▶ **EXERCISE REQUIREMENTS**
Using the data below, gather each line that includes the word "this".

## Begin INFORMATION GIVEN

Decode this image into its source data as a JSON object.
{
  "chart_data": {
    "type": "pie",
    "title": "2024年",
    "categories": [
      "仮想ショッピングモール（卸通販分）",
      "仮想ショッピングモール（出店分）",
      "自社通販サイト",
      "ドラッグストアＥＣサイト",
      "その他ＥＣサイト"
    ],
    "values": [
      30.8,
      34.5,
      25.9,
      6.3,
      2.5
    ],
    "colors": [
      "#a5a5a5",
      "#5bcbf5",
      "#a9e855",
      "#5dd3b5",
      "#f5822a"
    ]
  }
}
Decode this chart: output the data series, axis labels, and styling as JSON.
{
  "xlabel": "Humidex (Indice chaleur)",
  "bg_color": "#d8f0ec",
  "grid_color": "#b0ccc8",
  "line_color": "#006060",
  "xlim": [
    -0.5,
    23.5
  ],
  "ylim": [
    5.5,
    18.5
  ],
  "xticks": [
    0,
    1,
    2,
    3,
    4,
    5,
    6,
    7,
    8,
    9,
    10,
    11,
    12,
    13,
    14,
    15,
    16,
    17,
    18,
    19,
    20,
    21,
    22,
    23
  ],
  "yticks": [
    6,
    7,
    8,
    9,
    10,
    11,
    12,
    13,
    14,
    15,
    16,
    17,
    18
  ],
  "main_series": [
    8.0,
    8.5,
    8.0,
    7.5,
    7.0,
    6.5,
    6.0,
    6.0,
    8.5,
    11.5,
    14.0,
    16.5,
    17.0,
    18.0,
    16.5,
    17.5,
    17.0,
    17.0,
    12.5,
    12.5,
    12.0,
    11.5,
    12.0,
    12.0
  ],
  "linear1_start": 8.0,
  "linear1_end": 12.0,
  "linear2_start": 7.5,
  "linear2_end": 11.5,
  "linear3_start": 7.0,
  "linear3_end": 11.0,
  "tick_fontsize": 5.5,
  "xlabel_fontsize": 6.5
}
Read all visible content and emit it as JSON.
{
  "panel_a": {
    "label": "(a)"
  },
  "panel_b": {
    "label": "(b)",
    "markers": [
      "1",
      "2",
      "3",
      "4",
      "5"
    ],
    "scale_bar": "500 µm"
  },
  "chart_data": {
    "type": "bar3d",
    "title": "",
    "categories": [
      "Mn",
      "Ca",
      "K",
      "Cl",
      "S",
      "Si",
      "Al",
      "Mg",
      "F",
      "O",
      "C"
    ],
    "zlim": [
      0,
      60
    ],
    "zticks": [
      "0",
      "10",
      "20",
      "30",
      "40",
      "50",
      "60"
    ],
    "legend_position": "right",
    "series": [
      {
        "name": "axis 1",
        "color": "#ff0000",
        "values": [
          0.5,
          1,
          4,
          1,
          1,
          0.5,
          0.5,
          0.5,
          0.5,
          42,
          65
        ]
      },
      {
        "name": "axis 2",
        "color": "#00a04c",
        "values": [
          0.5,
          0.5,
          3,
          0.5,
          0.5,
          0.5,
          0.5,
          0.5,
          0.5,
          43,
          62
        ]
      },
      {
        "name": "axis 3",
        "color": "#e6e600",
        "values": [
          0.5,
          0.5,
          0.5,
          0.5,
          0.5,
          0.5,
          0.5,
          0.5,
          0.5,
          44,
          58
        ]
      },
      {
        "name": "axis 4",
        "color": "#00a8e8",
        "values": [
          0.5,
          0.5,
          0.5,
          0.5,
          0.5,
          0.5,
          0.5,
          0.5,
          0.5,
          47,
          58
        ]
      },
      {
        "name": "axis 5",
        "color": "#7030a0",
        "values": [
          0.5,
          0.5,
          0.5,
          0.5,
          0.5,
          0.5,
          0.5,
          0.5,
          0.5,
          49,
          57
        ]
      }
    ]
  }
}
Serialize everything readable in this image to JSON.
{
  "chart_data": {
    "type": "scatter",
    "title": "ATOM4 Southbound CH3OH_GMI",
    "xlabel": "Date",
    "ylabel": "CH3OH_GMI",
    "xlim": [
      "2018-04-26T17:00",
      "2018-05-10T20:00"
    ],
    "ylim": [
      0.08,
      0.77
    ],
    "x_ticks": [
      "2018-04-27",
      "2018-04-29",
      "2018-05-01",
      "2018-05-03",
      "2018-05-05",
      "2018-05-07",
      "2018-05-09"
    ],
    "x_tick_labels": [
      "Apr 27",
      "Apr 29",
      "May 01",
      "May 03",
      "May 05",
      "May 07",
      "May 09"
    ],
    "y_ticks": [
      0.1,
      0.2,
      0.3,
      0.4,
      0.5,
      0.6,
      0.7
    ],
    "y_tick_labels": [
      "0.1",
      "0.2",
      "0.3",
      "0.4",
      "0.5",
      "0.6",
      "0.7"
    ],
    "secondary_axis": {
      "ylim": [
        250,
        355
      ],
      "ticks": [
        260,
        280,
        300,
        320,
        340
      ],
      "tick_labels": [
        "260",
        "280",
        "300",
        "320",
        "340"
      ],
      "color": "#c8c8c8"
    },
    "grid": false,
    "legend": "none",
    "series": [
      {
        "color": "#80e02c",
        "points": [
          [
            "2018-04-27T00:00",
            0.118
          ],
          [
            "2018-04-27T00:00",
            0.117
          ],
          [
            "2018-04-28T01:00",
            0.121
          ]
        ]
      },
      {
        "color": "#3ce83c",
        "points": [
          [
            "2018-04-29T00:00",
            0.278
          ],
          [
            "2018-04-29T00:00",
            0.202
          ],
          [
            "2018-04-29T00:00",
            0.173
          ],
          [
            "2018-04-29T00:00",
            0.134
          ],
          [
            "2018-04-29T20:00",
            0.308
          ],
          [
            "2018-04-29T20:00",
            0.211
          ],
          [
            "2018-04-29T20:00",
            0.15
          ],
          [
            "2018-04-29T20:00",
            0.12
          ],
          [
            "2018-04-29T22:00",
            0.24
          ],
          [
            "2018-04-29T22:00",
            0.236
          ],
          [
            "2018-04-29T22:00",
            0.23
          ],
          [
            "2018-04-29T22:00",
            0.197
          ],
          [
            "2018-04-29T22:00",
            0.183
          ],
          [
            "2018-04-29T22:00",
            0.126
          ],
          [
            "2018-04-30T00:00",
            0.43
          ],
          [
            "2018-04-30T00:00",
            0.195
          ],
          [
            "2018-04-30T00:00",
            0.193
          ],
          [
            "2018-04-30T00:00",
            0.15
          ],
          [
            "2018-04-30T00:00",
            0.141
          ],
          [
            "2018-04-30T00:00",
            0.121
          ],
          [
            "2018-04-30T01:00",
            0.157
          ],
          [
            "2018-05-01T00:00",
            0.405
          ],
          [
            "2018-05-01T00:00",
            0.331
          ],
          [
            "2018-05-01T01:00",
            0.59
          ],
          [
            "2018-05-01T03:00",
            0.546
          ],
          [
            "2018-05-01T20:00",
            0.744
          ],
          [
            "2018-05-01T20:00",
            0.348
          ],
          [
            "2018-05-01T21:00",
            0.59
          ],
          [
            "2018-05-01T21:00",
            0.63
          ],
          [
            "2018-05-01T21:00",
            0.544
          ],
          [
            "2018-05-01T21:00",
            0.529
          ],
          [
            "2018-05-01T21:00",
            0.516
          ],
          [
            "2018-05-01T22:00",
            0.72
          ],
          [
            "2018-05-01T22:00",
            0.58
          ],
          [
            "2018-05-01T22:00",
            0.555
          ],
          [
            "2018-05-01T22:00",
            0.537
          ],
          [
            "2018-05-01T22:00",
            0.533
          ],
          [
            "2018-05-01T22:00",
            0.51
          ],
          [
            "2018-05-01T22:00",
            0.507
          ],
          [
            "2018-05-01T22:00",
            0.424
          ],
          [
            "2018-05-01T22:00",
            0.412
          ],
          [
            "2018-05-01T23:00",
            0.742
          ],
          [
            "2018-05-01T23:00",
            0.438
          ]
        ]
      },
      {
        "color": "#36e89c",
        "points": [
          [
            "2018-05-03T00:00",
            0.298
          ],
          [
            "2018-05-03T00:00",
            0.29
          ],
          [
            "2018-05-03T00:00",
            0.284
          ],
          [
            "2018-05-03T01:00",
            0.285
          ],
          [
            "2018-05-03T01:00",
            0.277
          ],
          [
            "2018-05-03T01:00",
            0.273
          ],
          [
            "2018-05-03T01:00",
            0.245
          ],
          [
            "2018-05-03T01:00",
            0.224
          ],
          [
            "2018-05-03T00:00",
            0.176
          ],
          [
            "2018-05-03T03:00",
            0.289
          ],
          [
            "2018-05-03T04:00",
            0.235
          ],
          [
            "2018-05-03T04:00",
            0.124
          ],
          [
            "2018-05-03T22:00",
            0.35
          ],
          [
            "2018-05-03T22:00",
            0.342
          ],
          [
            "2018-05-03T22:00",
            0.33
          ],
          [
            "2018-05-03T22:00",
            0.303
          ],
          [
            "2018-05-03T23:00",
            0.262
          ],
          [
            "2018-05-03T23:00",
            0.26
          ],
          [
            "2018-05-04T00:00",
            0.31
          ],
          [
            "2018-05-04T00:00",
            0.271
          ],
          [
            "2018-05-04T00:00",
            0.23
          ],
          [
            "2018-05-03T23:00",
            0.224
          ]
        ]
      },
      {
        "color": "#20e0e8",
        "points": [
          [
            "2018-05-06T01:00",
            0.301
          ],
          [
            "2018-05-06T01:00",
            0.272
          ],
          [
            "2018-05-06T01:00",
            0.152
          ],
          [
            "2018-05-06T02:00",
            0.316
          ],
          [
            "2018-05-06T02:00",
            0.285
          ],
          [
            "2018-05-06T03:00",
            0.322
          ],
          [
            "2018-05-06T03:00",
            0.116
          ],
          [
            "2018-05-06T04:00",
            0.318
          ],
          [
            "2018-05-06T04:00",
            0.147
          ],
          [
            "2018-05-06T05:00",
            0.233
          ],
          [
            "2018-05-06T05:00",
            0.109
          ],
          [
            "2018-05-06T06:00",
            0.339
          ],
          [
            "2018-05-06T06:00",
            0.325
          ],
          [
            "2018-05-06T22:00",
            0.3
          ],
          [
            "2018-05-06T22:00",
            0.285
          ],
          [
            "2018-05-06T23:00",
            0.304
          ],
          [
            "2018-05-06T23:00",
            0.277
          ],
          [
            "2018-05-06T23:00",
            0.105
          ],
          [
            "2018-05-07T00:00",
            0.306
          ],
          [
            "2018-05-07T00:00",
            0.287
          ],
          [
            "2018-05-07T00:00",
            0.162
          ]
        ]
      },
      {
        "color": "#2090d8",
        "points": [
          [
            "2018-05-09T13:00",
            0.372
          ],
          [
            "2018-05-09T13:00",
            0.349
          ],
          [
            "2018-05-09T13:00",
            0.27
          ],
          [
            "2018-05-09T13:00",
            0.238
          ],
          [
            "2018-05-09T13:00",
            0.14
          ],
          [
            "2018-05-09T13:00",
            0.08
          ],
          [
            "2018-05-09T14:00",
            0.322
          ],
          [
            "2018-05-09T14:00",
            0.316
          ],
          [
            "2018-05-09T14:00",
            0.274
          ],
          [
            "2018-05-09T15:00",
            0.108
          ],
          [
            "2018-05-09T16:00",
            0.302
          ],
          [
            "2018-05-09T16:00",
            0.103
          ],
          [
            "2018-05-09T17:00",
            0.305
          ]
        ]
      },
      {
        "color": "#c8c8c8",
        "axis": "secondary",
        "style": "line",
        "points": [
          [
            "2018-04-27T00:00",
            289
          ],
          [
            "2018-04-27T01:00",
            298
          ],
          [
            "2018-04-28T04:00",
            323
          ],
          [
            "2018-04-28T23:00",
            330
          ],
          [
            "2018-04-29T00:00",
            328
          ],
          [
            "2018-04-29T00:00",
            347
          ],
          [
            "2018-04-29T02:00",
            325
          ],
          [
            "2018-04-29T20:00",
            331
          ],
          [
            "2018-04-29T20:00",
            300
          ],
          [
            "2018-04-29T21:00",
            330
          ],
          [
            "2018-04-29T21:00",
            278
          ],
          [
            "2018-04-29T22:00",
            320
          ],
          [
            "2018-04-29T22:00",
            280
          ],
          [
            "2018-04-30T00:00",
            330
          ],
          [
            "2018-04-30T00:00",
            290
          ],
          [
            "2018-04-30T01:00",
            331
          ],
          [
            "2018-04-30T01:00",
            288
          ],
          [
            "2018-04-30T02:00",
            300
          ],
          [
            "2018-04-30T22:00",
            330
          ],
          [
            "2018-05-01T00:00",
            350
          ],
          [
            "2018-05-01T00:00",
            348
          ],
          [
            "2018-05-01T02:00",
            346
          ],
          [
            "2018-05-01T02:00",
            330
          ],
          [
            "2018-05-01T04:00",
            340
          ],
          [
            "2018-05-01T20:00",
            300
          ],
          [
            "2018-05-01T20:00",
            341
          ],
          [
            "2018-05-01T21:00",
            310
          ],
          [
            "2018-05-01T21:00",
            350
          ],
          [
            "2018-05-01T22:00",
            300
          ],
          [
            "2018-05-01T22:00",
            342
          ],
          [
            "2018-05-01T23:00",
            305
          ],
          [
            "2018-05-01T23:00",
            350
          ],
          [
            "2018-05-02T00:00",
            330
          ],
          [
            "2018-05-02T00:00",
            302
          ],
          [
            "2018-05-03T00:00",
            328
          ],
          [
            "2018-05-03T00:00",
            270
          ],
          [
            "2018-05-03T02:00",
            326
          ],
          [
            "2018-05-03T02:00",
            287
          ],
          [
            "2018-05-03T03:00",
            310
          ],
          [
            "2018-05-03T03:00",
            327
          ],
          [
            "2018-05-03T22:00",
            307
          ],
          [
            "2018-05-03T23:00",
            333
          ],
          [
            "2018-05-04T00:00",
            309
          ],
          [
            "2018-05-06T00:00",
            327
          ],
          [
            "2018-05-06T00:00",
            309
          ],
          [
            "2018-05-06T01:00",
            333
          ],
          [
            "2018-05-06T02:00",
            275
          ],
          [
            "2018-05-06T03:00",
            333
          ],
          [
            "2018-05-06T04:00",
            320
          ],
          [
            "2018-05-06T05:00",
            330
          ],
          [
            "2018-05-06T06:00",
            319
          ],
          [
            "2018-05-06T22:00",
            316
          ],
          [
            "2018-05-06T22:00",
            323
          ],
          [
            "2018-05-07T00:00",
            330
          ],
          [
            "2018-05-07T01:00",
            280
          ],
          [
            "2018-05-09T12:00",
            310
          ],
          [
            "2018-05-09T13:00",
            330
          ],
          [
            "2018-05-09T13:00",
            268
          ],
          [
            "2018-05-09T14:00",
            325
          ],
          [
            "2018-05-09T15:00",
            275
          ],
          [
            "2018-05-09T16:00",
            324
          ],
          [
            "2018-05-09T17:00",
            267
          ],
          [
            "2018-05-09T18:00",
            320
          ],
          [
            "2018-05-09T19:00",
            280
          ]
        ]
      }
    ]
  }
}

## End INFORMATION GIVEN

▶ **CORRECT OUTPUT**
Decode this image into its source data as a JSON object.
Decode this chart: output the data series, axis labels, and styling as JSON.
Serialize everything readable in this image to JSON.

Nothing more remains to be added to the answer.